══ SUPPLIED PASSAGE

Is ALS a Disease of Clogged Mitochondria?

Don Cleveland has been supported by Packard Center grants. He is presently a Packard Center collaborator in the P2ALS program.

The misfolded enzyme that causes some kinds of amyotrophic lateral sclerosis poisons motor neurons by plugging up pores in their mitochondria, report researchers from the University of California, San Diego, in the August 26 issue of Neuron. Mutations in superoxide dismutase 1 (SOD1) are responsible for some cases of inherited ALS, and first author Adrian Israelson and colleagues from Don Cleveland's laboratory used rats and mice carrying these mutations to show that the mutant protein shuts down the voltage-gated anion channel VDAC1, also called mitochondrial porin. With that portal locked, less ADP gets into the mitochondria, so they produce less ATP, and that energy loss could damage cells, the authors suggest.

The scientists knew mutant SOD1 interacted with the outer mitochondrial membrane (Vande Velde et al., 2008), so they sought specific proteins in that membrane that bind with the dismutase. This becomes particularly relevant given the importance of mitochondria in both energy metabolism and apoptosis regulation, wrote Mohanish Deshmukh of the University of North Carolina in Chapel Hill, who was not involved in the study, in an e-mail to ARF. VDAC1 transports nucleotides as well as ions across the mitochondrial membrane, and is also involved in regulating apoptosis. The interaction between mutant SOD1 and VDAC1 seems to happen specifically in the spinal cord, perhaps explaining why spinal motor neurons are particularly susceptible to ALS pathology.

════

→ REQUIRED TASKS:
[A] Answer these questions from the ALS article, one answer per line:
(i) In which journal and issue did the researchers report their findings?
(ii) Who was the first author of the study?
(iii) Where does the interaction between mutant SOD1 and VDAC1 seem to happen?
[B] Print the part of the ALS article between "The scientists knew" and "to ALS pathology.", inclusive.
[C] For each statement, say whether it agrees with the ALS article. Answer yes or no, and quote the words from the article that decide it.
(i) Mohanish Deshmukh took part in the study.
(ii) VDAC1 is also known as mitochondrial porin.
(iii) The researchers used only mice carrying the mutations.

══ DATASET EXTRACT

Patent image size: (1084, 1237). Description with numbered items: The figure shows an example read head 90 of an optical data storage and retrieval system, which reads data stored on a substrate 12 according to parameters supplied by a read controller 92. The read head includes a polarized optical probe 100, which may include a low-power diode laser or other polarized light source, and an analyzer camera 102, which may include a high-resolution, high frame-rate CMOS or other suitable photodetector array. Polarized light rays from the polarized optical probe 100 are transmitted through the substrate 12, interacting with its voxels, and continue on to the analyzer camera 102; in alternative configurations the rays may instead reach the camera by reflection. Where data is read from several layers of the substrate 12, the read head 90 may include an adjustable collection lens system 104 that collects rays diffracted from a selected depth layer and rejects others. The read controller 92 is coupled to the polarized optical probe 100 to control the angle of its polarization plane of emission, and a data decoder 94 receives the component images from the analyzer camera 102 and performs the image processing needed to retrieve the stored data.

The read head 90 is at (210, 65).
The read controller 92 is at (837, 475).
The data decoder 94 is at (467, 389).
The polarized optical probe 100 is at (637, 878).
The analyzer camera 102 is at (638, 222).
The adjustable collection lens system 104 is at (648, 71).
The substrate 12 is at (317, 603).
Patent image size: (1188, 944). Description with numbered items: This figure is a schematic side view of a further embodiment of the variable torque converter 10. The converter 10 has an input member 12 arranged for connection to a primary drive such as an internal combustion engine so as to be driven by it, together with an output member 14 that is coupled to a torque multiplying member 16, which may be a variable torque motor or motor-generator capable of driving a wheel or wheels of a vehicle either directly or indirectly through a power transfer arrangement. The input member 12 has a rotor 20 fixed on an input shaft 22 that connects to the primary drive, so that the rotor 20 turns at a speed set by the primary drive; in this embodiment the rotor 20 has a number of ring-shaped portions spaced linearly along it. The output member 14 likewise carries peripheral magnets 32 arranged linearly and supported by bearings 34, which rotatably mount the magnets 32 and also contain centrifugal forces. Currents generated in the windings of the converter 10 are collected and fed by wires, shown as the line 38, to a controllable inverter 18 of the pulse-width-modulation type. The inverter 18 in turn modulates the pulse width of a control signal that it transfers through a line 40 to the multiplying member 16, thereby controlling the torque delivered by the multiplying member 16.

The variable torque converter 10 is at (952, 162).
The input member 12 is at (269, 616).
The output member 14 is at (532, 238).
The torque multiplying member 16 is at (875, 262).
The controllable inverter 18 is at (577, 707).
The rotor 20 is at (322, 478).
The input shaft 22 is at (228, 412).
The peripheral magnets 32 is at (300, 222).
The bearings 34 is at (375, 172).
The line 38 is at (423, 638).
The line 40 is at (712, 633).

════

→ SET OF ANSWERS:
[A]
(i) The August 26 issue of Neuron
(ii) Adrian Israelson
(iii) Specifically in the spinal cord

[B]
The scientists knew mutant SOD1 interacted with the outer mitochondrial membrane (Vande Velde et al., 2008), so they sought specific proteins in that membrane that bind with the dismutase. This becomes particularly relevant given the importance of mitochondria in both energy metabolism and apoptosis regulation, wrote Mohanish Deshmukh of the University of North Carolina in Chapel Hill, who was not involved in the study, in an e-mail to ARF. VDAC1 transports nucleotides as well as ions across the mitochondrial membrane, and is also involved in regulating apoptosis. The interaction between mutant SOD1 and VDAC1 seems to happen specifically in the spinal cord, perhaps explaining why spinal motor neurons are particularly susceptible to ALS pathology.

[C]
(i) No: "who was not involved in the study"
(ii) Yes: "the voltage-gated anion channel VDAC1, also called mitochondrial porin"
(iii) No: "used rats and mice carrying these mutations"